AIM OF THE TASK: Pick out each line containing the string "problems" and copy it.

## START DATA SUPPLIED

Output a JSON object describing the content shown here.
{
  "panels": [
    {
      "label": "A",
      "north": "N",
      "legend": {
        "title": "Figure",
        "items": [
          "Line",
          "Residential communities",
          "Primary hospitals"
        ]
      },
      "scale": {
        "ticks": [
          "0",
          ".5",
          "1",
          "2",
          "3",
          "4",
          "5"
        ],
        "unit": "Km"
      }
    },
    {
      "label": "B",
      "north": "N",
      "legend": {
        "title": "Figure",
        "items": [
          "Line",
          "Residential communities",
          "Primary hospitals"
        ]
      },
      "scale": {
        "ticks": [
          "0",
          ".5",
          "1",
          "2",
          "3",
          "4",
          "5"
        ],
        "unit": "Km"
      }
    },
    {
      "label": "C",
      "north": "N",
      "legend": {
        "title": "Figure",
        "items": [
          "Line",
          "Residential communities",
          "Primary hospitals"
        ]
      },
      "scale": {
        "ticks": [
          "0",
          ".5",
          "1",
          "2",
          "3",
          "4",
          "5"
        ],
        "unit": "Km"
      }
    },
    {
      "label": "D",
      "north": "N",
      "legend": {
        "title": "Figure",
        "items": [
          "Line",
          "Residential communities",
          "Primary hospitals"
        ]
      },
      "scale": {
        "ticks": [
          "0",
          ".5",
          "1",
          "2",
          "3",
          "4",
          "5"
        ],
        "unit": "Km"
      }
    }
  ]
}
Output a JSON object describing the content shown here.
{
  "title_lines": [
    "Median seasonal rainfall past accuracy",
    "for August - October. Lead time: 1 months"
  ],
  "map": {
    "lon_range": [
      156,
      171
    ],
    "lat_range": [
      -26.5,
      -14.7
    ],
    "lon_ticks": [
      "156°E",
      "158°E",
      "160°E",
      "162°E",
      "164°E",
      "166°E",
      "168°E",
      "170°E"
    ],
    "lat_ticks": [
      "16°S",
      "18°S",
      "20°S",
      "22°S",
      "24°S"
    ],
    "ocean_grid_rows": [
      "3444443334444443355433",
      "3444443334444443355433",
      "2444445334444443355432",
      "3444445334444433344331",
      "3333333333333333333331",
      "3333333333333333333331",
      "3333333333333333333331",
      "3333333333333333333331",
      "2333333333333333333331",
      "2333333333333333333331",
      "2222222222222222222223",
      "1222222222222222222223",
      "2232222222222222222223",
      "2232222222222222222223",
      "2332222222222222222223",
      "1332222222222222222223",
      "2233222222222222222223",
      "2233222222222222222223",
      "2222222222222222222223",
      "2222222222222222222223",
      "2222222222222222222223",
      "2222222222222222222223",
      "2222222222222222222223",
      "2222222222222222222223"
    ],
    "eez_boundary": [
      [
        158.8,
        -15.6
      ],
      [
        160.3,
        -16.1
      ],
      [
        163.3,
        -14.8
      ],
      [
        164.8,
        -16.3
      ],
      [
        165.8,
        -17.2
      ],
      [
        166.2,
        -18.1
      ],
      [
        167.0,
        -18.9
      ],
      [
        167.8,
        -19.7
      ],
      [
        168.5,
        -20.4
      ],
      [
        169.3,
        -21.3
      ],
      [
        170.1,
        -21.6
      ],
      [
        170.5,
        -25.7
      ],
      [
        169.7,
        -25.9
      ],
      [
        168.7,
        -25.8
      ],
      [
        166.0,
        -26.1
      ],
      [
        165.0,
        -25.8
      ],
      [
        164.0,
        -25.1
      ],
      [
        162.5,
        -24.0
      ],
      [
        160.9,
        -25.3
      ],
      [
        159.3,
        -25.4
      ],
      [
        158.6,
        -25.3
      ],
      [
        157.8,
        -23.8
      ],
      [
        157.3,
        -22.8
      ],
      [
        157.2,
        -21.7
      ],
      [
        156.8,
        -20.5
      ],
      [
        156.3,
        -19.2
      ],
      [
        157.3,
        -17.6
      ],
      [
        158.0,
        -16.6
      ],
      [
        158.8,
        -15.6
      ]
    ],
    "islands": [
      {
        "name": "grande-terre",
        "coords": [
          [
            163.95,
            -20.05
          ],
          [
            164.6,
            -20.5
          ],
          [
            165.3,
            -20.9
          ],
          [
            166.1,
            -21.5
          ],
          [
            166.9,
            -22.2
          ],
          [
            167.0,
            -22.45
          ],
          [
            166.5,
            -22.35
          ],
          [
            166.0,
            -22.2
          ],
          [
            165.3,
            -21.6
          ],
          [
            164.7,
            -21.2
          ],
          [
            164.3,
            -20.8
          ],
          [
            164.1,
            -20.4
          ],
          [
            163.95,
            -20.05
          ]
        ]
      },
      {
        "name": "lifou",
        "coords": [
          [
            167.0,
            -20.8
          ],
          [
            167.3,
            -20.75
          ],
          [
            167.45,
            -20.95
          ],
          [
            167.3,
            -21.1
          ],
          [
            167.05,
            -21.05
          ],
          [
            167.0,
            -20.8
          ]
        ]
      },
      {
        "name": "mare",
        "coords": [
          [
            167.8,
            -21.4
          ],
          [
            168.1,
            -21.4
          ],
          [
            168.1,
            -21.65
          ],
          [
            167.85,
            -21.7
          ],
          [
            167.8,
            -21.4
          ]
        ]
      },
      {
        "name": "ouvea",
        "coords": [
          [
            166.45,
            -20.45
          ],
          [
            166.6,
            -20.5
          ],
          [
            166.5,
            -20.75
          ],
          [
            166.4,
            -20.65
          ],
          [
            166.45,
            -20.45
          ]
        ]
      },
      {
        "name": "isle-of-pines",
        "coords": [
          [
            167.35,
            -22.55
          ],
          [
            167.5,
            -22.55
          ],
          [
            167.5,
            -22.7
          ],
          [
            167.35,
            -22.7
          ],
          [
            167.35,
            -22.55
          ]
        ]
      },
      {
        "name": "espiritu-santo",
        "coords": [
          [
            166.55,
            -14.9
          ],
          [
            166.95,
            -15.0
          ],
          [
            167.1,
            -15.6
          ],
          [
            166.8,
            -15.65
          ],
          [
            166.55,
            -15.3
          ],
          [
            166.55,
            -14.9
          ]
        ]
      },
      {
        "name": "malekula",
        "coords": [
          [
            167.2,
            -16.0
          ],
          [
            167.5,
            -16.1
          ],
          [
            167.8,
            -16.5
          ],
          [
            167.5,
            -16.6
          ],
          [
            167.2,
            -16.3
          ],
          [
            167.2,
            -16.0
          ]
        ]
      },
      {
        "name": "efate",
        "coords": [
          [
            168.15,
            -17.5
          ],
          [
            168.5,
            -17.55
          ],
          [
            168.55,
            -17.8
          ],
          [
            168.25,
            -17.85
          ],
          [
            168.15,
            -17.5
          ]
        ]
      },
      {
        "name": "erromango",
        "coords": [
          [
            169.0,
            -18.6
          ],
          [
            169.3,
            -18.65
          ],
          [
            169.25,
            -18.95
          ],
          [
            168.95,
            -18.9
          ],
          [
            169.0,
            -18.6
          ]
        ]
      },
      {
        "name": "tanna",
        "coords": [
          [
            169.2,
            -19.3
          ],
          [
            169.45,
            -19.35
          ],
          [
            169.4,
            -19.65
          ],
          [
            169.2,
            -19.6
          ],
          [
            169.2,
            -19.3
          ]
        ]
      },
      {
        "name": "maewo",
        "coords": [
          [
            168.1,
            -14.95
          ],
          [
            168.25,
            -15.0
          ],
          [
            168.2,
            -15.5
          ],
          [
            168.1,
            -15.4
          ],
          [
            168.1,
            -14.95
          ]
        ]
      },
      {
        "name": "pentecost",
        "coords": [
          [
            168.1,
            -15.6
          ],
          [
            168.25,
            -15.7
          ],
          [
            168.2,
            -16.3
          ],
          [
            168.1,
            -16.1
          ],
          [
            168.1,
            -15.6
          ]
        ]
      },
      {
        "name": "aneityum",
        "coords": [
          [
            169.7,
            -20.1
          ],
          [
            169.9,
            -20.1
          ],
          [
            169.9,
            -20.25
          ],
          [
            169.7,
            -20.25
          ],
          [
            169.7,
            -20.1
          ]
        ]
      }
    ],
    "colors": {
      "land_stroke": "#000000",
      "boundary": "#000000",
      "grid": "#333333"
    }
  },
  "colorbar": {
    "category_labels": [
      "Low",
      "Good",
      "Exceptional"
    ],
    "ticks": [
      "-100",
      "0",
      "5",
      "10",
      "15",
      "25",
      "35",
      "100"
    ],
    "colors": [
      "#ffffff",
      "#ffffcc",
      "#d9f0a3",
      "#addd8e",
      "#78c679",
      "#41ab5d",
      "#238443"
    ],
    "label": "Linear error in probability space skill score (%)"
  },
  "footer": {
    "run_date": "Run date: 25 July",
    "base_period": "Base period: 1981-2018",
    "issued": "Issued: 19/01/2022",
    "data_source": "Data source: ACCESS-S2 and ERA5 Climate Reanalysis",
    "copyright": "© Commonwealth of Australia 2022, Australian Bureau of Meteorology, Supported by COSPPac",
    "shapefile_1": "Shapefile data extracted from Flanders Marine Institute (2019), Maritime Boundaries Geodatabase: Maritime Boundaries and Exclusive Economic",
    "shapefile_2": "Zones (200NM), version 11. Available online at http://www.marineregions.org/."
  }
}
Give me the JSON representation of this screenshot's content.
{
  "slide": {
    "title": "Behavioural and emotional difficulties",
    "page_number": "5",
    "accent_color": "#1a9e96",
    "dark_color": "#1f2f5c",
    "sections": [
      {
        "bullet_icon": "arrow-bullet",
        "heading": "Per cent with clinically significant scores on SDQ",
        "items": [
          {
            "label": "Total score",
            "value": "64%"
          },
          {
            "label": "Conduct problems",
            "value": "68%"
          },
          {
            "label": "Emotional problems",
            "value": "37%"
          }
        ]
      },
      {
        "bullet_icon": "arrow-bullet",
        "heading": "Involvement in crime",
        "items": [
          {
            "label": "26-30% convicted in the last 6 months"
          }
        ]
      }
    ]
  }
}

## END DATA SUPPLIED

COMPLETE ANSWER:
            "label": "Conduct problems",
            "label": "Emotional problems",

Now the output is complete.